Stored items:
================

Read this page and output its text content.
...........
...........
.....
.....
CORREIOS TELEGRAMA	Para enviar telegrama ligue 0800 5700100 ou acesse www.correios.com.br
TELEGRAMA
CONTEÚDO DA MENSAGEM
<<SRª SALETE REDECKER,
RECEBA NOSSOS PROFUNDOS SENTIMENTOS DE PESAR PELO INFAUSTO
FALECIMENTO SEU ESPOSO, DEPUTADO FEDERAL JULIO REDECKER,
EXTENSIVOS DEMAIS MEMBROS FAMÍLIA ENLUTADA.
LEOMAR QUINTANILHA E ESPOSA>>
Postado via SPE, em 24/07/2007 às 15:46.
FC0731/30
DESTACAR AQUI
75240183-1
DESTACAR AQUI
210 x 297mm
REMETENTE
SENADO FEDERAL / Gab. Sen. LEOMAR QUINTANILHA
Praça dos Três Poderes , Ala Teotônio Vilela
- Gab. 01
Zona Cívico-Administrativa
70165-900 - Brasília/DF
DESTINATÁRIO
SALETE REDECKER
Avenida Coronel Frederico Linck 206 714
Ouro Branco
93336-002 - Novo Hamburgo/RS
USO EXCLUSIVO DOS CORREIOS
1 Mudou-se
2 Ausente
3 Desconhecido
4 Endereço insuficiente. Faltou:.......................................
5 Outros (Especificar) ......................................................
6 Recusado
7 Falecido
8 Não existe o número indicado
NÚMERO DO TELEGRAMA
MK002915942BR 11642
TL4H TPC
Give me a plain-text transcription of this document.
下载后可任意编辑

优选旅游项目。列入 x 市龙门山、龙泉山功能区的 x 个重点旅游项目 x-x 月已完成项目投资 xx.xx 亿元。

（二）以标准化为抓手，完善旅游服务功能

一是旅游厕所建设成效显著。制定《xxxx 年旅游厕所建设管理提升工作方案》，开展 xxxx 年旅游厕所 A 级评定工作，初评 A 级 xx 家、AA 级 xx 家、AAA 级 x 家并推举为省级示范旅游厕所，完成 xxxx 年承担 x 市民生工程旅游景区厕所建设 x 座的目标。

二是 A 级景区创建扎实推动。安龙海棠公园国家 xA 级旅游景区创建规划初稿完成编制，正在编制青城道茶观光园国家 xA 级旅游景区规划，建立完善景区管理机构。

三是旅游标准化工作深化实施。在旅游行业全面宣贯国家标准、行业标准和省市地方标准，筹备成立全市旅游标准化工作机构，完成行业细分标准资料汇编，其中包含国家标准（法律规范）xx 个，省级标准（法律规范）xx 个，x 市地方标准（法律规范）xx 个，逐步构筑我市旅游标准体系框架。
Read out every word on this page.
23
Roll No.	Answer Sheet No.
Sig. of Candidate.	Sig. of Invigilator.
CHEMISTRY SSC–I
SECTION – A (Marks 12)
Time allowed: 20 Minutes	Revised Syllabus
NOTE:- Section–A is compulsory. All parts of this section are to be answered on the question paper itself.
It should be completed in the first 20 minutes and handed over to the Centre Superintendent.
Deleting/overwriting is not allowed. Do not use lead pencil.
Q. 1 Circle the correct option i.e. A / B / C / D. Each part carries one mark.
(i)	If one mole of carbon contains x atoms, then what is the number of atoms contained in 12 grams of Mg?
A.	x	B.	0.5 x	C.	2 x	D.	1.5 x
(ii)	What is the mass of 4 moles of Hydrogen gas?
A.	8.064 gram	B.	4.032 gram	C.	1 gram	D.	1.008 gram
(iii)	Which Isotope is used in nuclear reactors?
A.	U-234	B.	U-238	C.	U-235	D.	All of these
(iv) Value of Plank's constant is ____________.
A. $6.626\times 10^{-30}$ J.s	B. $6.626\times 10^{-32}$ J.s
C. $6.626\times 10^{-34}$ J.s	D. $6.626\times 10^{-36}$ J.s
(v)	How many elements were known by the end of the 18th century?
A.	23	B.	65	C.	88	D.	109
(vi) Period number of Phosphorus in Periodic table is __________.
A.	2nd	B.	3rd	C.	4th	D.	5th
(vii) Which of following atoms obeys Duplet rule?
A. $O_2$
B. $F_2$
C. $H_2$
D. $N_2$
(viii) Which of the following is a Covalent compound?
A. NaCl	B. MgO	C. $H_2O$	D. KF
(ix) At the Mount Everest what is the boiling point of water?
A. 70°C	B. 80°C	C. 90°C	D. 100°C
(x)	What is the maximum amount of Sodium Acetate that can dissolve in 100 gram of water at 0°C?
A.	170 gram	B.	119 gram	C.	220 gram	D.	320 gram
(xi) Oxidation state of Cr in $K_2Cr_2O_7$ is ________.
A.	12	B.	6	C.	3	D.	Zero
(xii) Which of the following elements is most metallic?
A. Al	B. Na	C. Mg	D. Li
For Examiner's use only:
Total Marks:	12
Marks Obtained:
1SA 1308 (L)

================

SHORT TASK >> Every record above should be copied exactly.

WRITTEN SOLUTION >>
Read this page and output its text content.
...........
...........
.....
.....
CORREIOS TELEGRAMA	Para enviar telegrama ligue 0800 5700100 ou acesse www.correios.com.br
TELEGRAMA
CONTEÚDO DA MENSAGEM
<<SRª SALETE REDECKER,
RECEBA NOSSOS PROFUNDOS SENTIMENTOS DE PESAR PELO INFAUSTO
FALECIMENTO SEU ESPOSO, DEPUTADO FEDERAL JULIO REDECKER,
EXTENSIVOS DEMAIS MEMBROS FAMÍLIA ENLUTADA.
LEOMAR QUINTANILHA E ESPOSA>>
Postado via SPE, em 24/07/2007 às 15:46.
FC0731/30
DESTACAR AQUI
75240183-1
DESTACAR AQUI
210 x 297mm
REMETENTE
SENADO FEDERAL / Gab. Sen. LEOMAR QUINTANILHA
Praça dos Três Poderes , Ala Teotônio Vilela
- Gab. 01
Zona Cívico-Administrativa
70165-900 - Brasília/DF
DESTINATÁRIO
SALETE REDECKER
Avenida Coronel Frederico Linck 206 714
Ouro Branco
93336-002 - Novo Hamburgo/RS
USO EXCLUSIVO DOS CORREIOS
1 Mudou-se
2 Ausente
3 Desconhecido
4 Endereço insuficiente. Faltou:.......................................
5 Outros (Especificar) ......................................................
6 Recusado
7 Falecido
8 Não existe o número indicado
NÚMERO DO TELEGRAMA
MK002915942BR 11642
TL4H TPC
Give me a plain-text transcription of this document.
下载后可任意编辑

优选旅游项目。列入 x 市龙门山、龙泉山功能区的 x 个重点旅游项目 x-x 月已完成项目投资 xx.xx 亿元。

（二）以标准化为抓手，完善旅游服务功能

一是旅游厕所建设成效显著。制定《xxxx 年旅游厕所建设管理提升工作方案》，开展 xxxx 年旅游厕所 A 级评定工作，初评 A 级 xx 家、AA 级 xx 家、AAA 级 x 家并推举为省级示范旅游厕所，完成 xxxx 年承担 x 市民生工程旅游景区厕所建设 x 座的目标。

二是 A 级景区创建扎实推动。安龙海棠公园国家 xA 级旅游景区创建规划初稿完成编制，正在编制青城道茶观光园国家 xA 级旅游景区规划，建立完善景区管理机构。

三是旅游标准化工作深化实施。在旅游行业全面宣贯国家标准、行业标准和省市地方标准，筹备成立全市旅游标准化工作机构，完成行业细分标准资料汇编，其中包含国家标准（法律规范）xx 个，省级标准（法律规范）xx 个，x 市地方标准（法律规范）xx 个，逐步构筑我市旅游标准体系框架。
Read out every word on this page.
23
Roll No.	Answer Sheet No.
Sig. of Candidate.	Sig. of Invigilator.
CHEMISTRY SSC–I
SECTION – A (Marks 12)
Time allowed: 20 Minutes	Revised Syllabus
NOTE:- Section–A is compulsory. All parts of this section are to be answered on the question paper itself.
It should be completed in the first 20 minutes and handed over to the Centre Superintendent.
Deleting/overwriting is not allowed. Do not use lead pencil.
Q. 1 Circle the correct option i.e. A / B / C / D. Each part carries one mark.
(i)	If one mole of carbon contains x atoms, then what is the number of atoms contained in 12 grams of Mg?
A.	x	B.	0.5 x	C.	2 x	D.	1.5 x
(ii)	What is the mass of 4 moles of Hydrogen gas?
A.	8.064 gram	B.	4.032 gram	C.	1 gram	D.	1.008 gram
(iii)	Which Isotope is used in nuclear reactors?
A.	U-234	B.	U-238	C.	U-235	D.	All of these
(iv) Value of Plank's constant is ____________.
A. $6.626\times 10^{-30}$ J.s	B. $6.626\times 10^{-32}$ J.s
C. $6.626\times 10^{-34}$ J.s	D. $6.626\times 10^{-36}$ J.s
(v)	How many elements were known by the end of the 18th century?
A.	23	B.	65	C.	88	D.	109
(vi) Period number of Phosphorus in Periodic table is __________.
A.	2nd	B.	3rd	C.	4th	D.	5th
(vii) Which of following atoms obeys Duplet rule?
A. $O_2$
B. $F_2$
C. $H_2$
D. $N_2$
(viii) Which of the following is a Covalent compound?
A. NaCl	B. MgO	C. $H_2O$	D. KF
(ix) At the Mount Everest what is the boiling point of water?
A. 70°C	B. 80°C	C. 90°C	D. 100°C
(x)	What is the maximum amount of Sodium Acetate that can dissolve in 100 gram of water at 0°C?
A.	170 gram	B.	119 gram	C.	220 gram	D.	320 gram
(xi) Oxidation state of Cr in $K_2Cr_2O_7$ is ________.
A.	12	B.	6	C.	3	D.	Zero
(xii) Which of the following elements is most metallic?
A. Al	B. Na	C. Mg	D. Li
For Examiner's use only:
Total Marks:	12
Marks Obtained:
1SA 1308 (L)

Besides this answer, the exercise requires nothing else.